**PROBLEM TO WORK ON**
Render the following material again verbatim, leaving nothing out.

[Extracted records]
========================================================================
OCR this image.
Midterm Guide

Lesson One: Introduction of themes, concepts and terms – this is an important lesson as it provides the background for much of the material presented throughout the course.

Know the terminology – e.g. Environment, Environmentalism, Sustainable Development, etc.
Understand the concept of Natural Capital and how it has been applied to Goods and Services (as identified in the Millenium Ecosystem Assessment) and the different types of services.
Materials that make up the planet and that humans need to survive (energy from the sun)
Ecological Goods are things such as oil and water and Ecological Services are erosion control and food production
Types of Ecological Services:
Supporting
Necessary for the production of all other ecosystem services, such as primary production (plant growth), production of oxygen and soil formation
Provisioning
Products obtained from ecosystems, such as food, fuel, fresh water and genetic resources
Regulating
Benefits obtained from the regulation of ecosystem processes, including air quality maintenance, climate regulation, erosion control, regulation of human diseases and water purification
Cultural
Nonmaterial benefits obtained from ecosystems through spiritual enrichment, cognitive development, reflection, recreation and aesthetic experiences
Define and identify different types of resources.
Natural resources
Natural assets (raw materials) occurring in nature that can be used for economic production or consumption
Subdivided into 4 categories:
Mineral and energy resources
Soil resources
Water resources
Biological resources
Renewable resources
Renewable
========================================================================
**ANSWER FOR THIS EXERCISE**
OCR this image.
Midterm Guide

Lesson One: Introduction of themes, concepts and terms – this is an important lesson as it provides the background for much of the material presented throughout the course.

Know the terminology – e.g. Environment, Environmentalism, Sustainable Development, etc.
Understand the concept of Natural Capital and how it has been applied to Goods and Services (as identified in the Millenium Ecosystem Assessment) and the different types of services.
Materials that make up the planet and that humans need to survive (energy from the sun)
Ecological Goods are things such as oil and water and Ecological Services are erosion control and food production
Types of Ecological Services:
Supporting
Necessary for the production of all other ecosystem services, such as primary production (plant growth), production of oxygen and soil formation
Provisioning
Products obtained from ecosystems, such as food, fuel, fresh water and genetic resources
Regulating
Benefits obtained from the regulation of ecosystem processes, including air quality maintenance, climate regulation, erosion control, regulation of human diseases and water purification
Cultural
Nonmaterial benefits obtained from ecosystems through spiritual enrichment, cognitive development, reflection, recreation and aesthetic experiences
Define and identify different types of resources.
Natural resources
Natural assets (raw materials) occurring in nature that can be used for economic production or consumption
Subdivided into 4 categories:
Mineral and energy resources
Soil resources
Water resources
Biological resources
Renewable resources
Renewable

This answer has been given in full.